> _What the task asks_
Tally the lines containing the word "WAVE" and give the total alone.

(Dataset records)
□ □ □
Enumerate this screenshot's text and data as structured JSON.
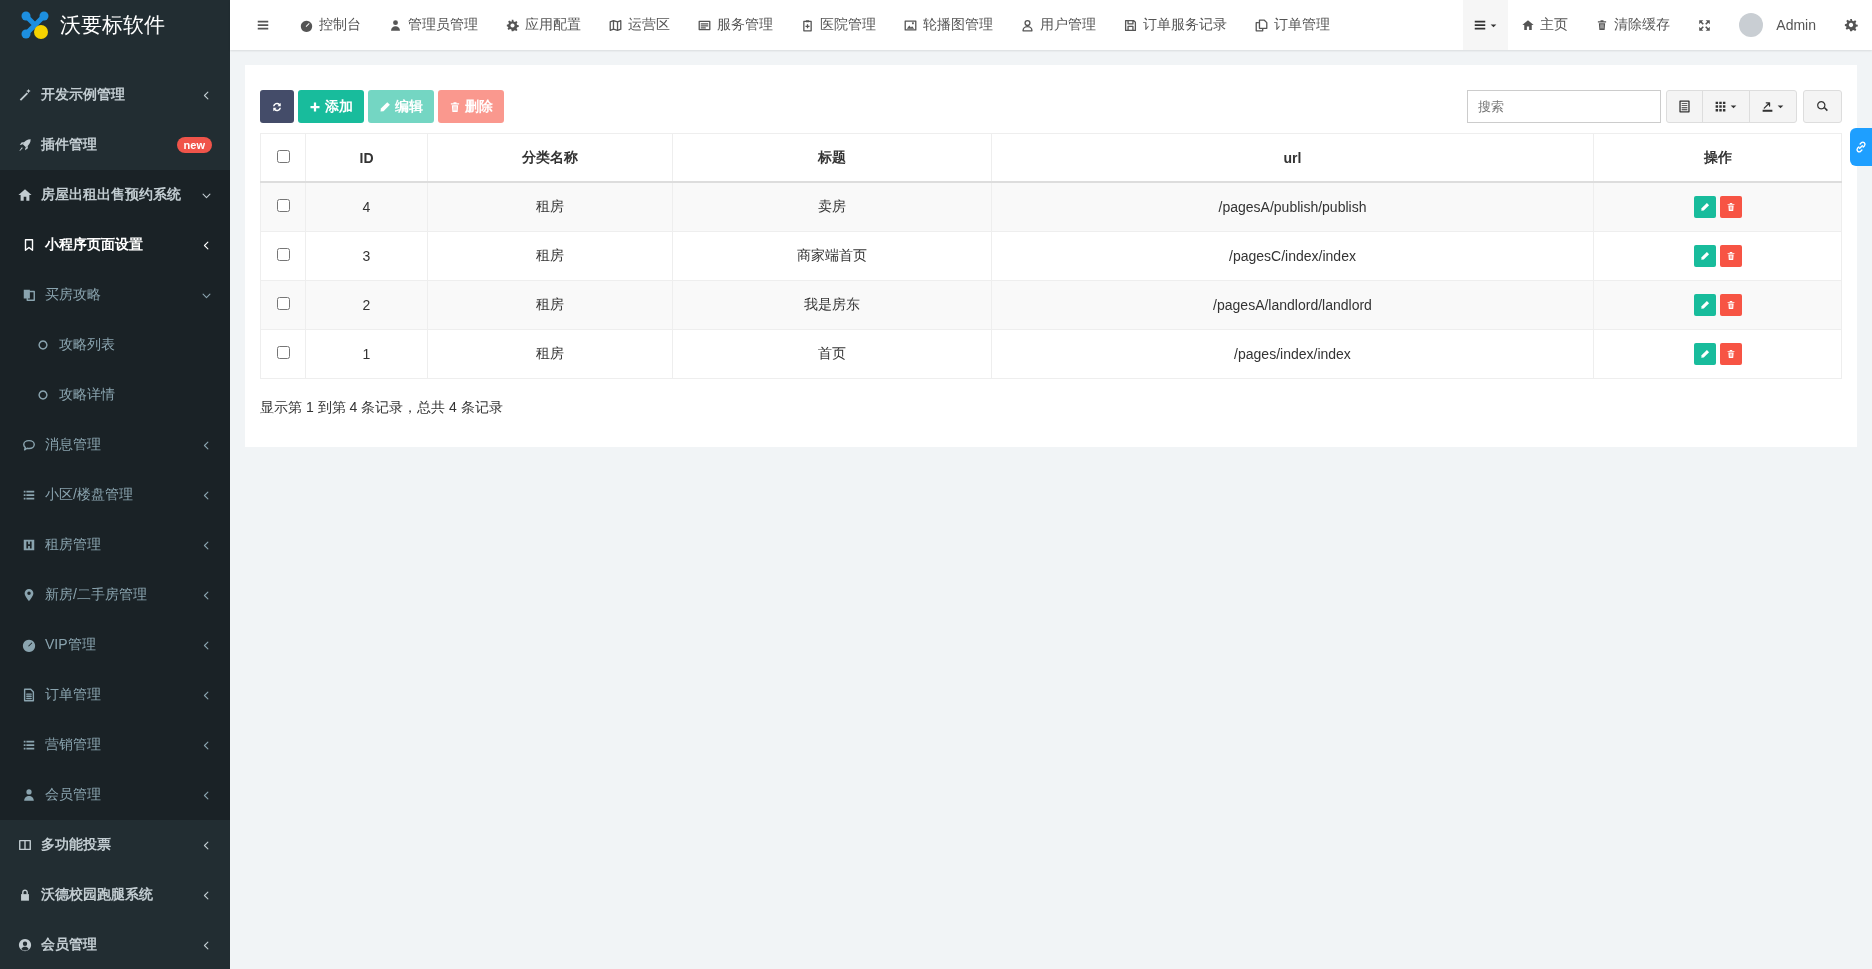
{
  "brand": {
    "name": "沃要标软件"
  },
  "sidebar": {
    "items": [
      {
        "label": "开发示例管理",
        "expanded": false,
        "selected": false
      },
      {
        "label": "插件管理",
        "badge": "new",
        "selected": false
      },
      {
        "label": "房屋出租出售预约系统",
        "expanded": true,
        "selected": false,
        "children": [
          {
            "label": "小程序页面设置",
            "expanded": false,
            "selected": true
          },
          {
            "label": "买房攻略",
            "expanded": true,
            "selected": false,
            "children": [
              {
                "label": "攻略列表",
                "selected": false
              },
              {
                "label": "攻略详情",
                "selected": false
              }
            ]
          },
          {
            "label": "消息管理",
            "expanded": false,
            "selected": false
          },
          {
            "label": "小区/楼盘管理",
            "expanded": false,
            "selected": false
          },
          {
            "label": "租房管理",
            "expanded": false,
            "selected": false
          },
          {
            "label": "新房/二手房管理",
            "expanded": false,
            "selected": false
          },
          {
            "label": "VIP管理",
            "expanded": false,
            "selected": false
          },
          {
            "label": "订单管理",
            "expanded": false,
            "selected": false
          },
          {
            "label": "营销管理",
            "expanded": false,
            "selected": false
          },
          {
            "label": "会员管理",
            "expanded": false,
            "selected": false
          }
        ]
      },
      {
        "label": "多功能投票",
        "expanded": false,
        "selected": false
      },
      {
        "label": "沃德校园跑腿系统",
        "expanded": false,
        "selected": false
      },
      {
        "label": "会员管理",
        "expanded": false,
        "selected": false
      }
    ]
  },
  "nav": {
    "items": [
      {
        "label": "控制台"
      },
      {
        "label": "管理员管理"
      },
      {
        "label": "应用配置"
      },
      {
        "label": "运营区"
      },
      {
        "label": "服务管理"
      },
      {
        "label": "医院管理"
      },
      {
        "label": "轮播图管理"
      },
      {
        "label": "用户管理"
      },
      {
        "label": "订单服务记录"
      },
      {
        "label": "订单管理"
      }
    ],
    "home": "主页",
    "clear_cache": "清除缓存",
    "user": "Admin"
  },
  "toolbar": {
    "buttons": [
      {
        "kind": "refresh",
        "disabled": false
      },
      {
        "kind": "add",
        "label": "添加",
        "disabled": false
      },
      {
        "kind": "edit",
        "label": "编辑",
        "disabled": true
      },
      {
        "kind": "delete",
        "label": "删除",
        "disabled": true
      }
    ],
    "search": {
      "placeholder": "搜索"
    }
  },
  "table": {
    "header_checked": false,
    "columns": [
      "ID",
      "分类名称",
      "标题",
      "url",
      "操作"
    ],
    "rows": [
      {
        "checked": false,
        "cells": [
          "4",
          "租房",
          "卖房",
          "/pagesA/publish/publish"
        ]
      },
      {
        "checked": false,
        "cells": [
          "3",
          "租房",
          "商家端首页",
          "/pagesC/index/index"
        ]
      },
      {
        "checked": false,
        "cells": [
          "2",
          "租房",
          "我是房东",
          "/pagesA/landlord/landlord"
        ]
      },
      {
        "checked": false,
        "cells": [
          "1",
          "租房",
          "首页",
          "/pages/index/index"
        ]
      }
    ]
  },
  "footer": "显示第 1 到第 4 条记录，总共 4 条记录"
}
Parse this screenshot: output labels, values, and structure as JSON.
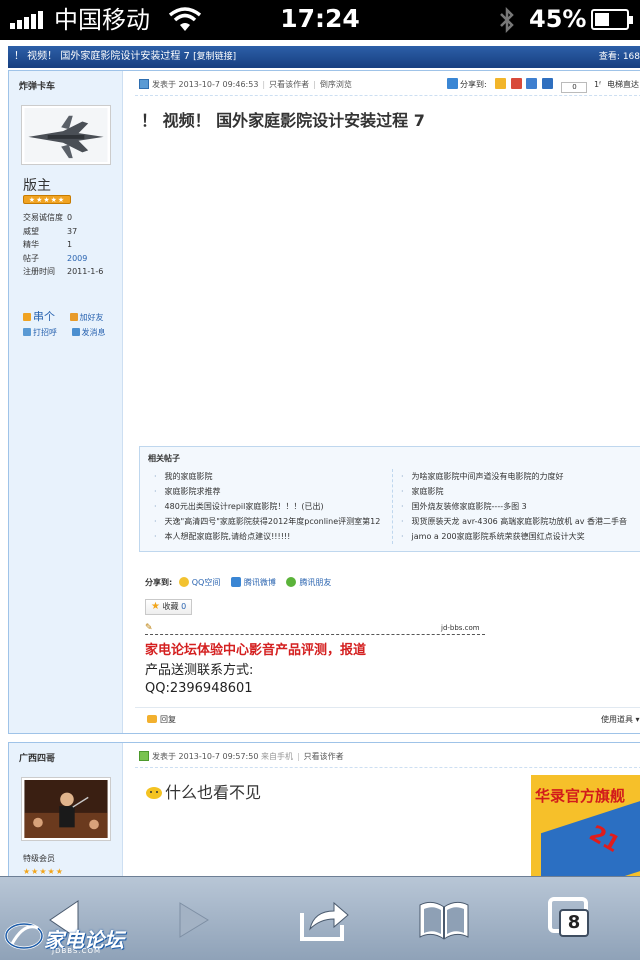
{
  "status_bar": {
    "carrier": "中国移动",
    "time": "17:24",
    "battery": "45%"
  },
  "thread": {
    "header_title": "！ 视频！ 国外家庭影院设计安装过程 7",
    "copy_link": "[复制链接]",
    "views_label": "查看: 168"
  },
  "post1": {
    "username": "炸弹卡车",
    "rank": "版主",
    "stats": [
      {
        "label": "交易诚信度",
        "value": "0"
      },
      {
        "label": "威望",
        "value": "37"
      },
      {
        "label": "精华",
        "value": "1"
      },
      {
        "label": "帖子",
        "value": "2009"
      },
      {
        "label": "注册时间",
        "value": "2011-1-6"
      }
    ],
    "links": {
      "home": "串个",
      "add_friend": "加好友",
      "greet": "打招呼",
      "message": "发消息"
    },
    "posted_at": "发表于 2013-10-7 09:46:53",
    "author_only": "只看该作者",
    "reverse": "倒序浏览",
    "share_to": "分享到:",
    "share_count": "0",
    "ladder": "电梯直达",
    "title": "！ 视频！ 国外家庭影院设计安装过程 7",
    "related_header": "相关帖子",
    "related_left": [
      "我的家庭影院",
      "家庭影院求推荐",
      "480元出类国设计repil家庭影院！！！(已出)",
      "天逸\"高清四号\"家庭影院获得2012年度pconline评测室第12",
      "本人想配家庭影院,请给点建议!!!!!!"
    ],
    "related_right": [
      "为啥家庭影院中间声道没有电影院的力度好",
      "家庭影院",
      "国外烧友装修家庭影院----多图 3",
      "现货原装天龙 avr-4306 高端家庭影院功放机 av 香港二手音",
      "jamo a 200家庭影院系统荣获德国红点设计大奖"
    ],
    "share_label": "分享到:",
    "share_qzone": "QQ空间",
    "share_weibo": "腾讯微博",
    "share_friends": "腾讯朋友",
    "fav_label": "收藏",
    "fav_count": "0",
    "sig_source": "jd-bbs.com",
    "sig_line1": "家电论坛体验中心影音产品评测，报道",
    "sig_line2": "产品送测联系方式:",
    "sig_line3": "QQ:2396948601",
    "reply": "回复",
    "tools": "使用道具 ▾"
  },
  "post2": {
    "username": "广西四哥",
    "rank": "特级会员",
    "stars": "★★★★★",
    "posted_at": "发表于 2013-10-7 09:57:50",
    "from_mobile": "来自手机",
    "author_only": "只看该作者",
    "body": "什么也看不见",
    "ad_text": "华录官方旗舰",
    "ad_number": "21"
  },
  "toolbar": {
    "tabs_count": "8"
  },
  "watermark": {
    "text": "家电论坛",
    "sub": "JDBBS.COM"
  },
  "colors": {
    "header_blue": "#2d5fa8",
    "sidebar_bg": "#e8f2fc",
    "signature_red": "#d42020",
    "link_blue": "#2a64b0"
  }
}
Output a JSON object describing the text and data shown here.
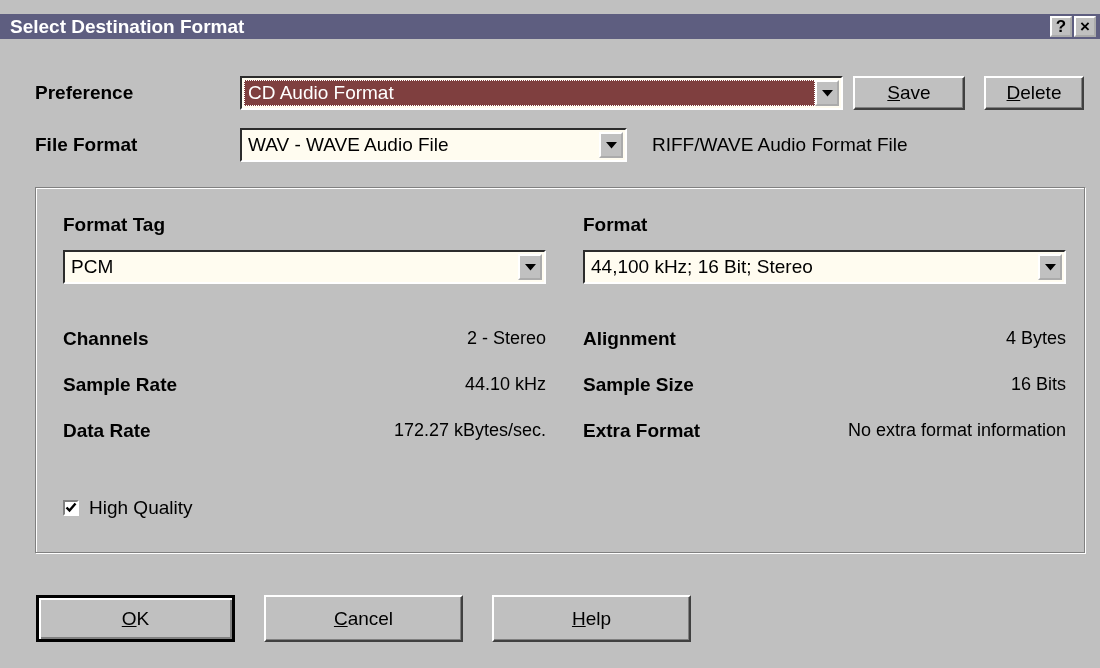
{
  "window": {
    "title": "Select Destination Format",
    "title_buttons": [
      "?",
      "×"
    ]
  },
  "preference": {
    "label": "Preference",
    "value": "CD Audio Format",
    "focused": true
  },
  "preference_buttons": [
    {
      "access_key": "S",
      "label_rest": "ave"
    },
    {
      "access_key": "D",
      "label_rest": "elete"
    }
  ],
  "file_format": {
    "label": "File Format",
    "value": "WAV - WAVE Audio File",
    "description": "RIFF/WAVE Audio Format File"
  },
  "format_tag": {
    "label": "Format Tag",
    "value": "PCM"
  },
  "format": {
    "label": "Format",
    "value": "44,100 kHz; 16 Bit; Stereo"
  },
  "details_left": [
    {
      "label": "Channels",
      "value": "2 - Stereo"
    },
    {
      "label": "Sample Rate",
      "value": "44.10 kHz"
    },
    {
      "label": "Data Rate",
      "value": "172.27 kBytes/sec."
    }
  ],
  "details_right": [
    {
      "label": "Alignment",
      "value": "4 Bytes"
    },
    {
      "label": "Sample Size",
      "value": "16 Bits"
    },
    {
      "label": "Extra Format",
      "value": "No extra format information"
    }
  ],
  "high_quality": {
    "label": "High Quality",
    "checked": true
  },
  "buttons": [
    {
      "access_key": "O",
      "label_rest": "K",
      "default": true
    },
    {
      "access_key": "C",
      "label_rest": "ancel",
      "default": false
    },
    {
      "access_key": "H",
      "label_rest": "elp",
      "default": false
    }
  ]
}
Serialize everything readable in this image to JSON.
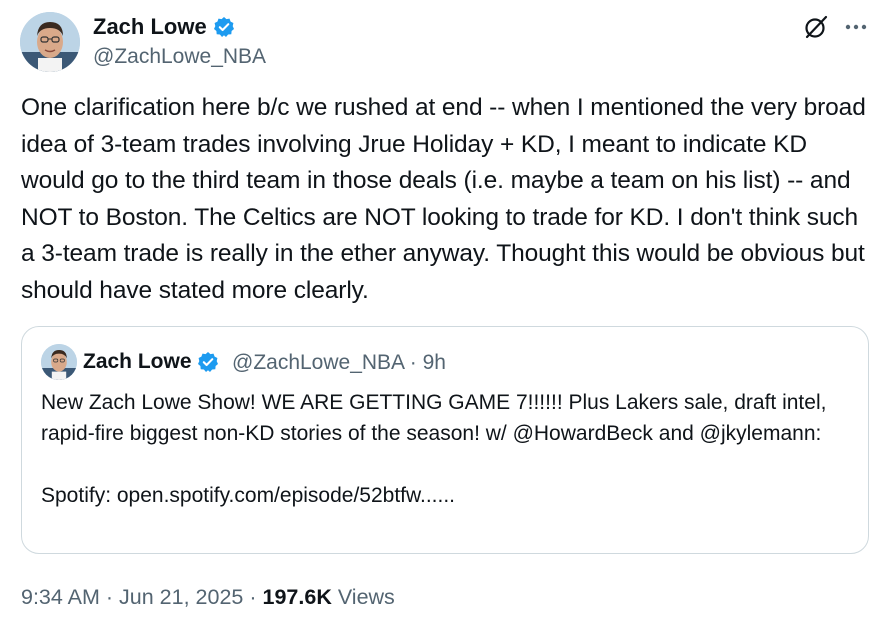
{
  "author": {
    "name": "Zach Lowe",
    "handle": "@ZachLowe_NBA",
    "verified_color": "#1d9bf0"
  },
  "header_icons": [
    "grok-icon",
    "more-icon"
  ],
  "tweet": {
    "text": "One clarification here b/c we rushed at end -- when I mentioned the very broad idea of 3-team trades involving Jrue Holiday + KD, I meant to indicate KD would go to the third team in those deals (i.e. maybe a team on his list) -- and NOT to Boston. The Celtics are NOT looking to trade for KD. I don't think such a 3-team trade is really in the ether anyway. Thought this would be obvious but should have stated more clearly."
  },
  "quote": {
    "name": "Zach Lowe",
    "handle": "@ZachLowe_NBA",
    "separator": "·",
    "age": "9h",
    "text_line1": "New Zach Lowe Show! WE ARE GETTING GAME 7!!!!!! Plus Lakers sale, draft intel, rapid-fire biggest non-KD stories of the season! w/ @HowardBeck and @jkylemann:",
    "text_line2": "Spotify: open.spotify.com/episode/52btfw......"
  },
  "footer": {
    "time": "9:34 AM",
    "sep1": "·",
    "date": "Jun 21, 2025",
    "sep2": "·",
    "views_count": "197.6K",
    "views_label": "Views"
  }
}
□ □ □
> _Task solution_
2